__What is expected__
Go through the lines below and tally those containing the string "SEDh". Respond with the number only.

##### Data to use #####

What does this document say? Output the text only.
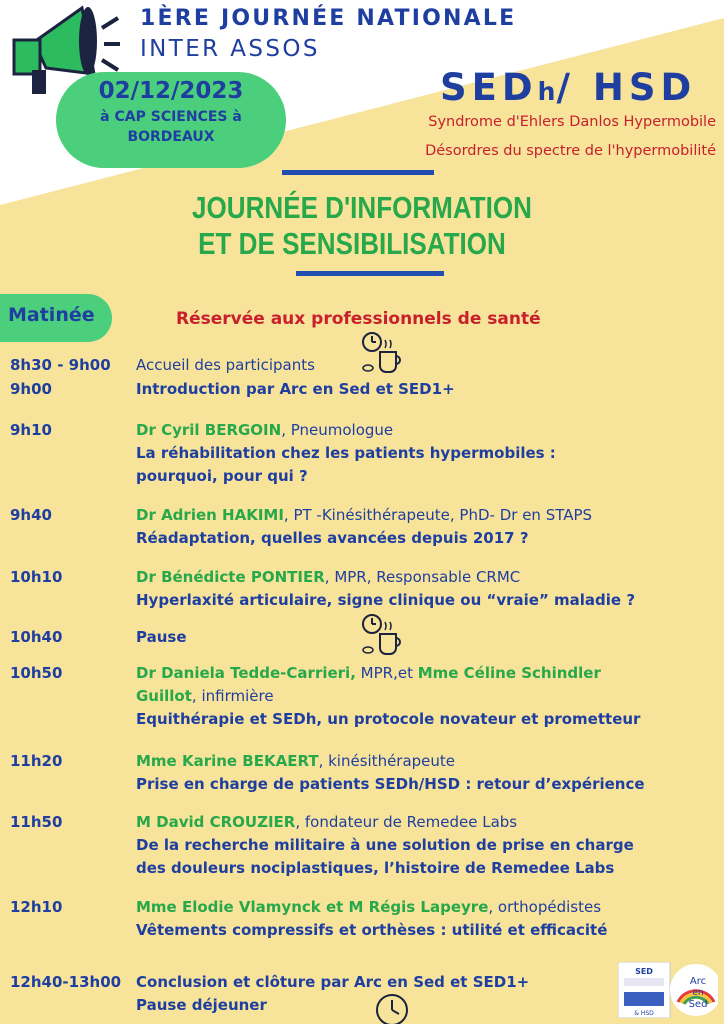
1ÈRE JOURNÉE NATIONALE
INTER ASSOS
02/12/2023
à CAP SCIENCES à
BORDEAUX
SEDh/ HSD
Syndrome d'Ehlers Danlos Hypermobile
Désordres du spectre de l'hypermobilité
JOURNÉE D'INFORMATION
ET DE SENSIBILISATION
Matinée	Réservée aux professionnels de santé
8h30 - 9h00 Accueil des participants
9h00	Introduction par Arc en Sed et SED1+
9h10	Dr Cyril BERGOIN, Pneumologue
La réhabilitation chez les patients hypermobiles :
pourquoi, pour qui ?
9h40	Dr Adrien HAKIMI, PT -Kinésithérapeute, PhD- Dr en STAPS
Réadaptation, quelles avancées depuis 2017 ?
10h10	Dr Bénédicte PONTIER, MPR, Responsable CRMC
Hyperlaxité articulaire, signe clinique ou “vraie” maladie ?
10h40	Pause
10h50	Dr Daniela Tedde-Carrieri, MPR,et Mme Céline Schindler
Guillot, infirmière
Equithérapie et SEDh, un protocole novateur et prometteur
11h20	Mme Karine BEKAERT, kinésithérapeute
Prise en charge de patients SEDh/HSD : retour d’expérience
11h50	M David CROUZIER, fondateur de Remedee Labs
De la recherche militaire à une solution de prise en charge
des douleurs nociplastiques, l’histoire de Remedee Labs
12h10	Mme Elodie Vlamynck et M Régis Lapeyre, orthopédistes
Vêtements compressifs et orthèses : utilité et efficacité
12h40-13h00 Conclusion et clôture par Arc en Sed et SED1+
Pause déjeuner
SED
& HSD
Arc
en
Sed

#####

__Answer for the task__
3